▶ EXERCISE REQUIREMENTS: Gather up the lines with the word "title" in them.

▶ Figure record listings:
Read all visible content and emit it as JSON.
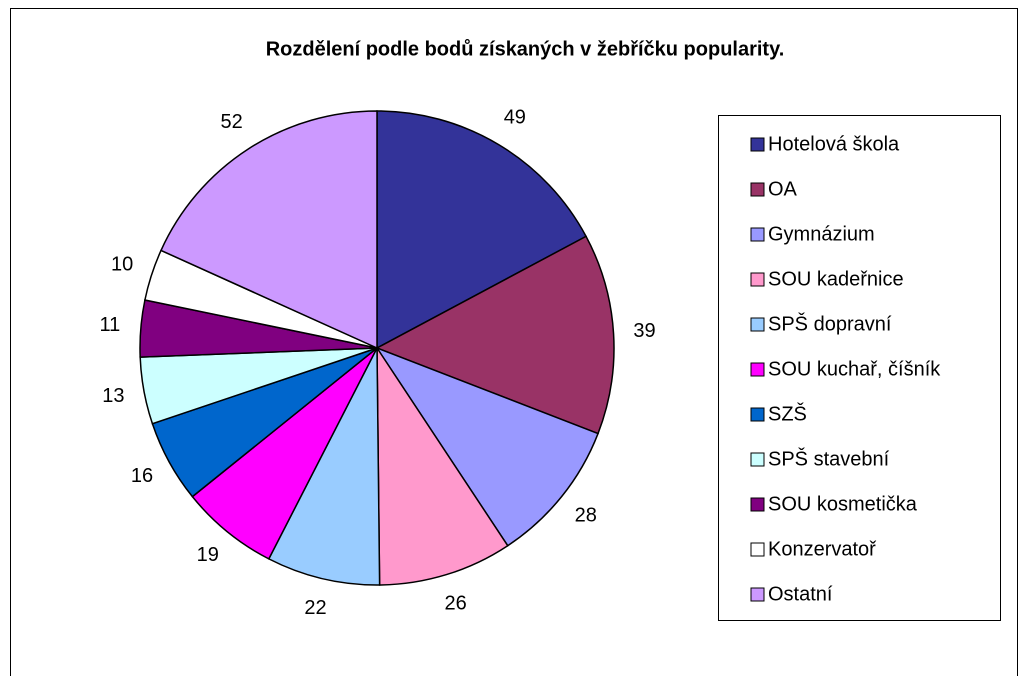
{
  "chart_data": {
    "type": "pie",
    "title": "Rozdělení podle bodů získaných v žebříčku popularity.",
    "categories": [
      "Hotelová škola",
      "OA",
      "Gymnázium",
      "SOU kadeřnice",
      "SPŠ dopravní",
      "SOU kuchař, číšník",
      "SZŠ",
      "SPŠ stavební",
      "SOU kosmetička",
      "Konzervatoř",
      "Ostatní"
    ],
    "values": [
      49,
      39,
      28,
      26,
      22,
      19,
      16,
      13,
      11,
      10,
      52
    ],
    "colors": [
      "#333399",
      "#993366",
      "#9999ff",
      "#ff99cc",
      "#99ccff",
      "#ff00ff",
      "#0066cc",
      "#ccffff",
      "#800080",
      "#ffffff",
      "#cc99ff"
    ],
    "legend": "right"
  }
}
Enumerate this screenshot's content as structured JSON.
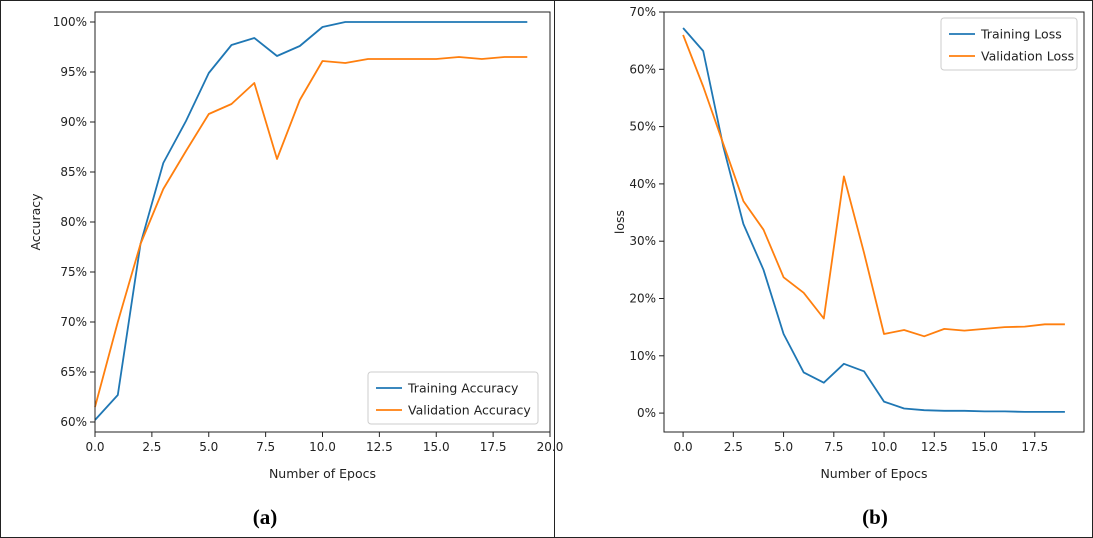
{
  "chart_data": [
    {
      "type": "line",
      "panel_label": "(a)",
      "xlabel": "Number of Epocs",
      "ylabel": "Accuracy",
      "xlim": [
        0,
        20
      ],
      "ylim": [
        0.59,
        1.01
      ],
      "x_ticks": [
        0,
        2.5,
        5,
        7.5,
        10,
        12.5,
        15,
        17.5,
        20
      ],
      "x_tick_labels": [
        "0.0",
        "2.5",
        "5.0",
        "7.5",
        "10.0",
        "12.5",
        "15.0",
        "17.5",
        "20.0"
      ],
      "y_ticks": [
        0.6,
        0.65,
        0.7,
        0.75,
        0.8,
        0.85,
        0.9,
        0.95,
        1.0
      ],
      "y_tick_labels": [
        "60%",
        "65%",
        "70%",
        "75%",
        "80%",
        "85%",
        "90%",
        "95%",
        "100%"
      ],
      "legend_position": "lower-right",
      "x": [
        0,
        1,
        2,
        3,
        4,
        5,
        6,
        7,
        8,
        9,
        10,
        11,
        12,
        13,
        14,
        15,
        16,
        17,
        18,
        19
      ],
      "series": [
        {
          "name": "Training Accuracy",
          "color": "#1f77b4",
          "values": [
            0.602,
            0.627,
            0.778,
            0.859,
            0.901,
            0.949,
            0.977,
            0.984,
            0.966,
            0.976,
            0.995,
            1.0,
            1.0,
            1.0,
            1.0,
            1.0,
            1.0,
            1.0,
            1.0,
            1.0
          ]
        },
        {
          "name": "Validation Accuracy",
          "color": "#ff7f0e",
          "values": [
            0.615,
            0.7,
            0.778,
            0.833,
            0.871,
            0.908,
            0.918,
            0.939,
            0.863,
            0.922,
            0.961,
            0.959,
            0.963,
            0.963,
            0.963,
            0.963,
            0.965,
            0.963,
            0.965,
            0.965
          ]
        }
      ]
    },
    {
      "type": "line",
      "panel_label": "(b)",
      "xlabel": "Number of Epocs",
      "ylabel": "loss",
      "xlim": [
        -0.95,
        19.95
      ],
      "ylim": [
        -0.033,
        0.7
      ],
      "x_ticks": [
        0,
        2.5,
        5,
        7.5,
        10,
        12.5,
        15,
        17.5
      ],
      "x_tick_labels": [
        "0.0",
        "2.5",
        "5.0",
        "7.5",
        "10.0",
        "12.5",
        "15.0",
        "17.5"
      ],
      "y_ticks": [
        0,
        0.1,
        0.2,
        0.3,
        0.4,
        0.5,
        0.6,
        0.7
      ],
      "y_tick_labels": [
        "0%",
        "10%",
        "20%",
        "30%",
        "40%",
        "50%",
        "60%",
        "70%"
      ],
      "legend_position": "upper-right",
      "x": [
        0,
        1,
        2,
        3,
        4,
        5,
        6,
        7,
        8,
        9,
        10,
        11,
        12,
        13,
        14,
        15,
        16,
        17,
        18,
        19
      ],
      "series": [
        {
          "name": "Training Loss",
          "color": "#1f77b4",
          "values": [
            0.672,
            0.632,
            0.465,
            0.33,
            0.25,
            0.138,
            0.071,
            0.053,
            0.086,
            0.073,
            0.02,
            0.008,
            0.005,
            0.004,
            0.004,
            0.003,
            0.003,
            0.002,
            0.002,
            0.002
          ]
        },
        {
          "name": "Validation Loss",
          "color": "#ff7f0e",
          "values": [
            0.66,
            0.57,
            0.47,
            0.37,
            0.32,
            0.237,
            0.21,
            0.165,
            0.413,
            0.28,
            0.138,
            0.145,
            0.134,
            0.147,
            0.144,
            0.147,
            0.15,
            0.151,
            0.155,
            0.155
          ]
        }
      ]
    }
  ]
}
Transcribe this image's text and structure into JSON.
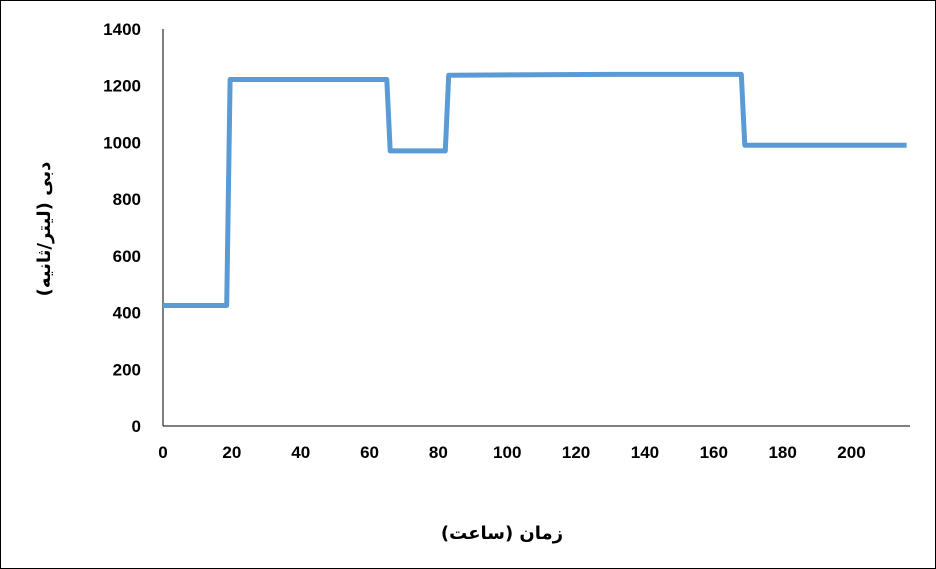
{
  "chart_data": {
    "type": "line",
    "title": "",
    "xlabel": "زمان (ساعت)",
    "ylabel": "دبی (لیتر/ثانیه)",
    "xlim": [
      0,
      217
    ],
    "ylim": [
      0,
      1400
    ],
    "x_ticks": [
      0,
      20,
      40,
      60,
      80,
      100,
      120,
      140,
      160,
      180,
      200
    ],
    "y_ticks": [
      0,
      200,
      400,
      600,
      800,
      1000,
      1200,
      1400
    ],
    "grid": false,
    "legend": "none",
    "series": [
      {
        "color": "#5b9bd5",
        "x": [
          0,
          18.5,
          19.5,
          65,
          66,
          82,
          83,
          130,
          168,
          169,
          216
        ],
        "y": [
          425,
          425,
          1222,
          1222,
          970,
          970,
          1237,
          1240,
          1240,
          990,
          990
        ]
      }
    ]
  }
}
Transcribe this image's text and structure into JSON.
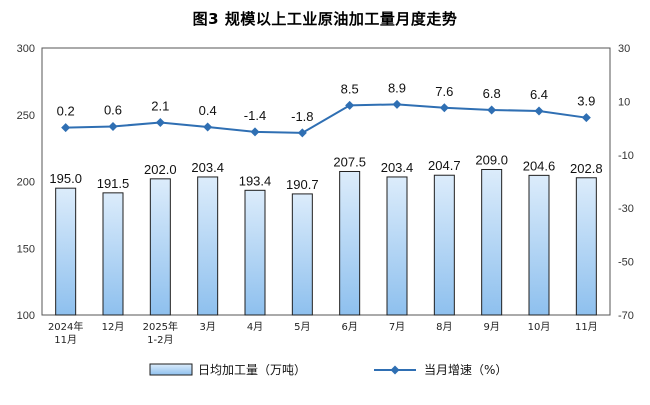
{
  "chart_data": {
    "type": "bar",
    "title": "图3  规模以上工业原油加工量月度走势",
    "categories": [
      [
        "2024年",
        "11月"
      ],
      [
        "12月"
      ],
      [
        "2025年",
        "1-2月"
      ],
      [
        "3月"
      ],
      [
        "4月"
      ],
      [
        "5月"
      ],
      [
        "6月"
      ],
      [
        "7月"
      ],
      [
        "8月"
      ],
      [
        "9月"
      ],
      [
        "10月"
      ],
      [
        "11月"
      ]
    ],
    "series": [
      {
        "name": "日均加工量（万吨）",
        "type": "bar",
        "axis": "left",
        "values": [
          195.0,
          191.5,
          202.0,
          203.4,
          193.4,
          190.7,
          207.5,
          203.4,
          204.7,
          209.0,
          204.6,
          202.8
        ],
        "labels": [
          "195.0",
          "191.5",
          "202.0",
          "203.4",
          "193.4",
          "190.7",
          "207.5",
          "203.4",
          "204.7",
          "209.0",
          "204.6",
          "202.8"
        ]
      },
      {
        "name": "当月增速（%）",
        "type": "line",
        "axis": "right",
        "values": [
          0.2,
          0.6,
          2.1,
          0.4,
          -1.4,
          -1.8,
          8.5,
          8.9,
          7.6,
          6.8,
          6.4,
          3.9
        ],
        "labels": [
          "0.2",
          "0.6",
          "2.1",
          "0.4",
          "-1.4",
          "-1.8",
          "8.5",
          "8.9",
          "7.6",
          "6.8",
          "6.4",
          "3.9"
        ]
      }
    ],
    "y_left": {
      "min": 100,
      "max": 300,
      "ticks": [
        100,
        150,
        200,
        250,
        300
      ]
    },
    "y_right": {
      "min": -70,
      "max": 30,
      "ticks": [
        -70,
        -50,
        -30,
        -10,
        10,
        30
      ]
    },
    "colors": {
      "bar_fill_top": "#dcecfb",
      "bar_fill_bottom": "#8ec0ee",
      "bar_stroke": "#1f1f1f",
      "line": "#2f6fb3",
      "marker": "#2f6fb3"
    },
    "legend_position": "bottom",
    "grid": false
  }
}
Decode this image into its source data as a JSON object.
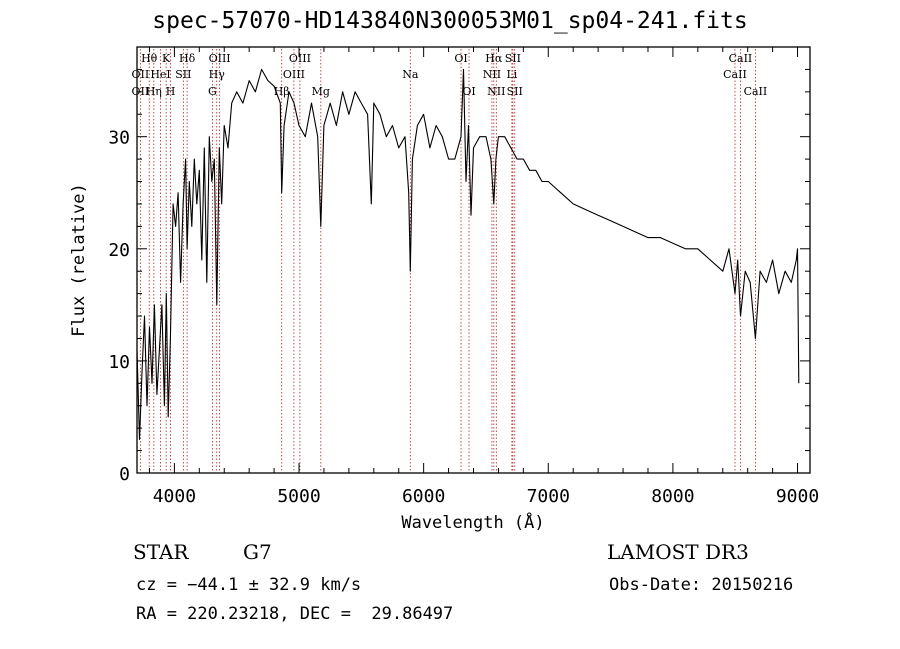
{
  "chart_data": {
    "type": "line",
    "title": "spec-57070-HD143840N300053M01_sp04-241.fits",
    "xlabel": "Wavelength (Å)",
    "ylabel": "Flux (relative)",
    "xlim": [
      3700,
      9100
    ],
    "ylim": [
      0,
      38
    ],
    "xticks": [
      4000,
      5000,
      6000,
      7000,
      8000,
      9000
    ],
    "yticks": [
      0,
      10,
      20,
      30
    ],
    "series": [
      {
        "name": "spectrum",
        "x": [
          3700,
          3720,
          3740,
          3760,
          3780,
          3800,
          3820,
          3840,
          3860,
          3880,
          3900,
          3920,
          3935,
          3950,
          3968,
          3990,
          4010,
          4030,
          4050,
          4070,
          4090,
          4102,
          4120,
          4140,
          4160,
          4180,
          4200,
          4220,
          4240,
          4260,
          4280,
          4300,
          4320,
          4340,
          4360,
          4380,
          4400,
          4430,
          4460,
          4500,
          4550,
          4600,
          4650,
          4700,
          4750,
          4800,
          4850,
          4861,
          4880,
          4920,
          4960,
          5000,
          5050,
          5100,
          5150,
          5175,
          5200,
          5250,
          5300,
          5350,
          5400,
          5450,
          5500,
          5550,
          5580,
          5600,
          5650,
          5700,
          5750,
          5800,
          5850,
          5880,
          5893,
          5910,
          5950,
          6000,
          6050,
          6100,
          6150,
          6200,
          6250,
          6300,
          6320,
          6340,
          6360,
          6380,
          6400,
          6450,
          6500,
          6540,
          6563,
          6580,
          6600,
          6650,
          6700,
          6750,
          6800,
          6850,
          6900,
          6950,
          7000,
          7050,
          7100,
          7150,
          7200,
          7300,
          7400,
          7500,
          7600,
          7700,
          7800,
          7900,
          8000,
          8100,
          8200,
          8300,
          8400,
          8450,
          8498,
          8520,
          8542,
          8580,
          8620,
          8662,
          8700,
          8750,
          8800,
          8850,
          8900,
          8950,
          8990,
          9000,
          9010
        ],
        "y": [
          11,
          3,
          9,
          14,
          6,
          13,
          8,
          15,
          7,
          11,
          15,
          6,
          16,
          5,
          12,
          24,
          22,
          25,
          17,
          24,
          28,
          20,
          26,
          22,
          28,
          24,
          27,
          19,
          29,
          17,
          30,
          26,
          28,
          15,
          29,
          24,
          31,
          29,
          33,
          34,
          33,
          35,
          34,
          36,
          35,
          34.5,
          33,
          25,
          31,
          34,
          33,
          31,
          30,
          33,
          30,
          22,
          31,
          33,
          31,
          34,
          32,
          34,
          33,
          32,
          24,
          33,
          32,
          30,
          31,
          29,
          30,
          25,
          18,
          28,
          31,
          32,
          29,
          31,
          30,
          28,
          28,
          30,
          36,
          26,
          31,
          23,
          29,
          30,
          30,
          28,
          24,
          28,
          30,
          30,
          29,
          28,
          28,
          27,
          27,
          26,
          26,
          25.5,
          25,
          24.5,
          24,
          23.5,
          23,
          22.5,
          22,
          21.5,
          21,
          21,
          20.5,
          20,
          20,
          19,
          18,
          20,
          16,
          19,
          14,
          18,
          17,
          12,
          18,
          17,
          19,
          16,
          18,
          17,
          19,
          20,
          8
        ]
      }
    ],
    "line_markers": [
      {
        "name": "Hθ",
        "x": 3798,
        "row": 1
      },
      {
        "name": "OII",
        "x": 3727,
        "row": 2
      },
      {
        "name": "OII",
        "x": 3727,
        "row": 3
      },
      {
        "name": "Hη",
        "x": 3835,
        "row": 3
      },
      {
        "name": "K",
        "x": 3934,
        "row": 1
      },
      {
        "name": "HeI",
        "x": 3889,
        "row": 2
      },
      {
        "name": "H",
        "x": 3969,
        "row": 3
      },
      {
        "name": "Hδ",
        "x": 4102,
        "row": 1
      },
      {
        "name": "SII",
        "x": 4072,
        "row": 2
      },
      {
        "name": "OIII",
        "x": 4363,
        "row": 1
      },
      {
        "name": "Hγ",
        "x": 4340,
        "row": 2
      },
      {
        "name": "G",
        "x": 4305,
        "row": 3
      },
      {
        "name": "Hβ",
        "x": 4861,
        "row": 3
      },
      {
        "name": "OIII",
        "x": 5007,
        "row": 1
      },
      {
        "name": "OIII",
        "x": 4959,
        "row": 2
      },
      {
        "name": "Mg",
        "x": 5175,
        "row": 3
      },
      {
        "name": "Na",
        "x": 5893,
        "row": 2
      },
      {
        "name": "OI",
        "x": 6300,
        "row": 1
      },
      {
        "name": "OI",
        "x": 6364,
        "row": 3
      },
      {
        "name": "Hα",
        "x": 6563,
        "row": 1
      },
      {
        "name": "SII",
        "x": 6716,
        "row": 1
      },
      {
        "name": "NII",
        "x": 6548,
        "row": 2
      },
      {
        "name": "Li",
        "x": 6708,
        "row": 2
      },
      {
        "name": "NII",
        "x": 6583,
        "row": 3
      },
      {
        "name": "SII",
        "x": 6731,
        "row": 3
      },
      {
        "name": "CaII",
        "x": 8542,
        "row": 1
      },
      {
        "name": "CaII",
        "x": 8498,
        "row": 2
      },
      {
        "name": "CaII",
        "x": 8662,
        "row": 3
      }
    ]
  },
  "info": {
    "obj_class": "STAR",
    "subclass": "G7",
    "survey": "LAMOST DR3",
    "cz": "cz = −44.1 ± 32.9 km/s",
    "obs_date": "Obs-Date: 20150216",
    "radec": "RA = 220.23218, DEC =  29.86497"
  }
}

▶ RESULT OF THIS EXERCISE:
    "title": "Rozdělení podle bodů získaných v žebříčku popularity.",
    "title": "",
    "title": "图3  规模以上工业原油加工量月度走势",
    "title": "spec-57070-HD143840N300053M01_sp04-241.fits",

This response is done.